» OPGAVEN
1 > Vat de alinea die begint met "Inderdaad zijn de omstandigheden" uit het artikel over de verkiezingen in Venezuela samen als een korte opsomming, met behoud van de belangrijkste feiten.
2 > Geef voor elk van de volgende beweringen aan of ze overeenkomt met het artikel over de verkiezingen in Venezuela. Antwoord telkens met ja of nee en citeer letterlijk de woorden uit de tekst die de doorslag geven.
(a) Bij de verkiezingen van 2004 won de revolutionaire beweging alle bondsstaten.
(b) Op 23 november worden zowel gouverneurs als burgemeesters gekozen.
(c) Francisco Arias Cárdenas stapte met zijn partij over naar het regeringskamp.
3 > Zet het artikel over de verkiezingen in Venezuela voort na de laatste zin die er staat.

» TEKSTFRAGMENT

* * *

Misnoegen onder bondgenoten

In Venezuela is er geen alternatief voor de regering Chávez

Chávez brengt zijn stem uit tijdens de verkiezingen op 2 december 2007. (Foto Wikimedia Commons)

André Scheer

Op 23 november worden in Venezuela de nieuwe gouverneurs van de bondsstaten en de burgemeesters van de steden gekozen. Nadat de revolutionaire beweging bij de laatste verkiezingen op 31 oktober 2004 alle bondsstaten behalve Zulia en Nueva Esparta had kunnen winnen, evenals ongeveer 300 stadsbesturen en de meerderheid van de afgevaardigden in de lokale parlementen, rekent de oppositie deze keer op grotere kansen voor een verkiezingssucces.

Inderdaad zijn de omstandigheden momenteel anders dan vier jaar geleden. Toen bevond de oppositie zich in een diepe crisis na de indrukwekkende overwinning van Chávez bij het referendum waarin de bevolking hem voortijdig kon wegstemmen. Leden van de oppositie, die belangrijke regionale posten hadden bekleed, traden terug en stelden zich niet opnieuw kandidaat. Andere voormalige tegenstanders van de president, zoals Francisco Arias Cárdenas, liepen met hun partijen over naar het regeringskamp. De maatschappelijke missies op onderwijs- en gezondheidsgebied lieten resultaten zien en onder de bevolking was de herinnering aan de couppoging van april 2002 en de aardoliesabotage tijdens de jaarwisseling 2002/03 zeer levendig.

* * *

» AANGELEVERDE GEGEVENS

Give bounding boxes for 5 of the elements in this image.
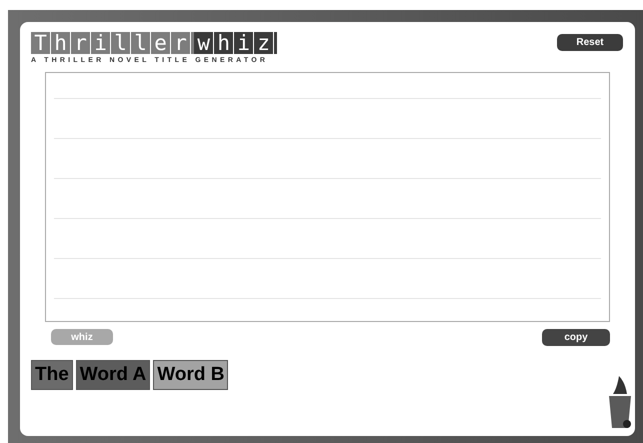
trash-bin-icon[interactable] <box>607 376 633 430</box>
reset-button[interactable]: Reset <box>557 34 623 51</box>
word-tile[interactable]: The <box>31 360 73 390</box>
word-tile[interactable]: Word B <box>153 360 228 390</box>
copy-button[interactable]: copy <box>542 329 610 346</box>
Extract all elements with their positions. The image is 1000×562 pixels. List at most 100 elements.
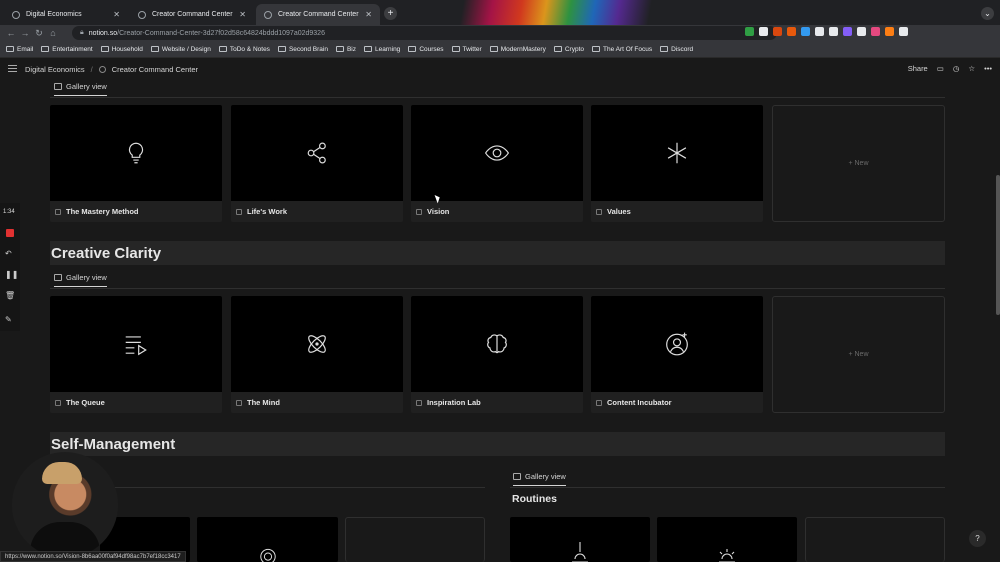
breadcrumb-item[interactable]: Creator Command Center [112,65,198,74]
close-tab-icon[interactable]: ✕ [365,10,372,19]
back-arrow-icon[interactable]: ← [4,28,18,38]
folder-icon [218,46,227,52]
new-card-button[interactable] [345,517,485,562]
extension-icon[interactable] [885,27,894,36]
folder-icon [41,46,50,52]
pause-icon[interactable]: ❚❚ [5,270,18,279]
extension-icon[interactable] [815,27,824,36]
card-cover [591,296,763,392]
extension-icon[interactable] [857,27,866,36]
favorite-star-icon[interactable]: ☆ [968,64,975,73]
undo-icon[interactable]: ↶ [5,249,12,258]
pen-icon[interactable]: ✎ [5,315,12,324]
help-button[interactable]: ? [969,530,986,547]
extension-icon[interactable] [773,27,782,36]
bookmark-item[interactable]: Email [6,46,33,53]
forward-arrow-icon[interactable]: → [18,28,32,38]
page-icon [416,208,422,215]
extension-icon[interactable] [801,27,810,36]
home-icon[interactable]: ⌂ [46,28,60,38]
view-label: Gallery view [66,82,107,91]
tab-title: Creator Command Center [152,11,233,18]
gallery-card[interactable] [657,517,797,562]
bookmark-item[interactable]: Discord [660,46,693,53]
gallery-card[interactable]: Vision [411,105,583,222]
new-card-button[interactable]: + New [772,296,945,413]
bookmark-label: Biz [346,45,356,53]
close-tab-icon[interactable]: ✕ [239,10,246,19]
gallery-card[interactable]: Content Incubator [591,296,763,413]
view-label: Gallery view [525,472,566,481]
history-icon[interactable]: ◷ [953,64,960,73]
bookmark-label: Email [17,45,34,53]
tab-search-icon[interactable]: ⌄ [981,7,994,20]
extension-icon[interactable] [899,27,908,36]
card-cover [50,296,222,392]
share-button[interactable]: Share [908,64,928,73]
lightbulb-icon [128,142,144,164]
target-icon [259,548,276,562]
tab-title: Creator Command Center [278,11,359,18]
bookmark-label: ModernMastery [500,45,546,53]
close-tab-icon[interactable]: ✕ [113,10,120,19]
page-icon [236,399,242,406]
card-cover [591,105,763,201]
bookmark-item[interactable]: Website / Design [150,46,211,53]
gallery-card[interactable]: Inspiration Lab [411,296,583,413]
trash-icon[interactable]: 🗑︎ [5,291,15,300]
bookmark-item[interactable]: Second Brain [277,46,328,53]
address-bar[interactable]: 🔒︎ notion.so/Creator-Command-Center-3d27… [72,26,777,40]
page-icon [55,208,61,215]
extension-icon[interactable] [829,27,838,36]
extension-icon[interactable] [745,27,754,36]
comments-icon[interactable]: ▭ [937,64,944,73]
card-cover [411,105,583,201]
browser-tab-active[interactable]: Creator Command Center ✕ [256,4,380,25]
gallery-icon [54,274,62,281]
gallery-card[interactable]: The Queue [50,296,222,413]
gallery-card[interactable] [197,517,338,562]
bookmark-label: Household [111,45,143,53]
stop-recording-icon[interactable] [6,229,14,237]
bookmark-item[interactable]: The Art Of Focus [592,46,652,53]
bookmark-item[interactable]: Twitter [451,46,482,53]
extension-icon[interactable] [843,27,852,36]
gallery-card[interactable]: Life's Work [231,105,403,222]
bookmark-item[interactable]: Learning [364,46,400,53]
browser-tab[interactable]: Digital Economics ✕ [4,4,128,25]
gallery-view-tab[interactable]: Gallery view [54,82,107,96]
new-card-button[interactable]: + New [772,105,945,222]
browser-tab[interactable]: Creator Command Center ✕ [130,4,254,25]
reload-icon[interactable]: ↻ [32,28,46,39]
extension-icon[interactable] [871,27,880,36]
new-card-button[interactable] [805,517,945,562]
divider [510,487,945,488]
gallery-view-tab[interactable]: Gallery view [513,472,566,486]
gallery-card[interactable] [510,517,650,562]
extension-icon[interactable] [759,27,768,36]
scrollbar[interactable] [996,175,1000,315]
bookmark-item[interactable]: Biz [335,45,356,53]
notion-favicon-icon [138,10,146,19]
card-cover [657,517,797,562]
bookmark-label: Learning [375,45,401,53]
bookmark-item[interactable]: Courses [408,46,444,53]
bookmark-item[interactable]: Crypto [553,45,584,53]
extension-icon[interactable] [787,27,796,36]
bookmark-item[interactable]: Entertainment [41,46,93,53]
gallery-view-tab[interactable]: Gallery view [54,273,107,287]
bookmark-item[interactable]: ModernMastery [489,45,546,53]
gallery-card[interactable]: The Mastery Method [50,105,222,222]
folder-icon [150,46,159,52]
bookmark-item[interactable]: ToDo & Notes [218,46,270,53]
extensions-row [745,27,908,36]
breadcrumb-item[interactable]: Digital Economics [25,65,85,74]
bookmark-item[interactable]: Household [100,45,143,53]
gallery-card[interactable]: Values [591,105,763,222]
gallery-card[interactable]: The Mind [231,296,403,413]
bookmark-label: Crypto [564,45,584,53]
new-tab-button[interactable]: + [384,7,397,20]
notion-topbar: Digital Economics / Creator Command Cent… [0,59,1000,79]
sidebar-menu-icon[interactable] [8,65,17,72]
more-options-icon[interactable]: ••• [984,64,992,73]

* * *

» ANTWOORDEN PER OPGAVE
1 >
De omstandigheden zijn nu anders dan vier jaar geleden. Toen gold het volgende:
- De oppositie zat in een diepe crisis na de grote overwinning van Chávez in het referendum waarin hij voortijdig kon worden weggestemd.
- Oppositieleden met belangrijke regionale posten traden terug en stelden zich niet opnieuw kandidaat.
- Andere voormalige tegenstanders, zoals Francisco Arias Cárdenas, liepen met hun partijen over naar het regeringskamp.
- De maatschappelijke missies voor onderwijs en gezondheid boekten resultaten.
- De bevolking herinnerde zich de couppoging van april 2002 en de aardoliesabotage rond de jaarwisseling 2002/03 nog levendig.

2 >
(a) Nee: "alle bondsstaten behalve Zulia en Nueva Esparta"
(b) Ja: "Op 23 november worden in Venezuela de nieuwe gouverneurs van de bondsstaten en de burgemeesters van de steden gekozen."
(c) Ja: "Andere voormalige tegenstanders van de president, zoals Francisco Arias Cárdenas, liepen met hun partijen over naar het regeringskamp."

3 >
In 2008 is de situatie anders. Vorig jaar december moest de regering bij het referendum over de grondwetsherziening voor het eerst een stembusnederlaag accepteren. De euforie van de beginjaren heeft plaatsgemaakt voor een zakelijker houding waarin ook de gebreken en problemen van de revolutionaire regering niet meer genegeerd worden. Voor gevallen van corruptie, de inflatie, zo nu en dan tekorten in de supermarkten en duidelijke privileges voor functionarissen kunnen na bijna tien jaar Bolivariaanse Revolutie de vroegere regeringen niet meer verantwoordelijk gesteld worden. De door Chávez opgerichte Verenigde Socialistische Partij van Venezuela (PSUV) heeft niet de aantrekkingskracht laten zien waarop de commandant had gehoopt, terwijl interne machtsstrijd zelfs al tot afsplitsingen van de 'eenheidspartij' heeft geleid. Daardoor zagen de partijen die geen gehoor gegeven hadden aan de oproep van de president om zich aan te sluiten bij de PSUV, waaronder de Communistische Partij (PCV), zich in hun houding bevestigd.

Begin dit jaar had Chávez daarom opgeroepen tot de vorming van een nieuwe coalitie van revolutionaire partijen, een patriottische alliantie. Behalve de PSUV namen ook de PCV, de Partij Vaderland voor Allen (PPT) en andere linkse organisaties de uitnodiging aan en tijdens meerdere bijeenkomsten van de partijbesturen leek zich daadwerkelijk een nieuwe vorm van samenwerking af te tekenen. Dat veranderde echter toen leidende vertegenwoordigers van de PSUV steeds vaker wegbleven van de bijeenkomsten en zich in plaats daarvan concentreerden op het houden van partij-interne voorverkiezingen voor de gouverneurs en burgemeesters. Daarbij bleven mogelijke kandidaten van de alliantiepartijen vanaf het begin buiten beeld, de partners in het bondgenootschap moesten de door de PSUV voorgedragen kandidaten zonder enige restrictie ondersteunen.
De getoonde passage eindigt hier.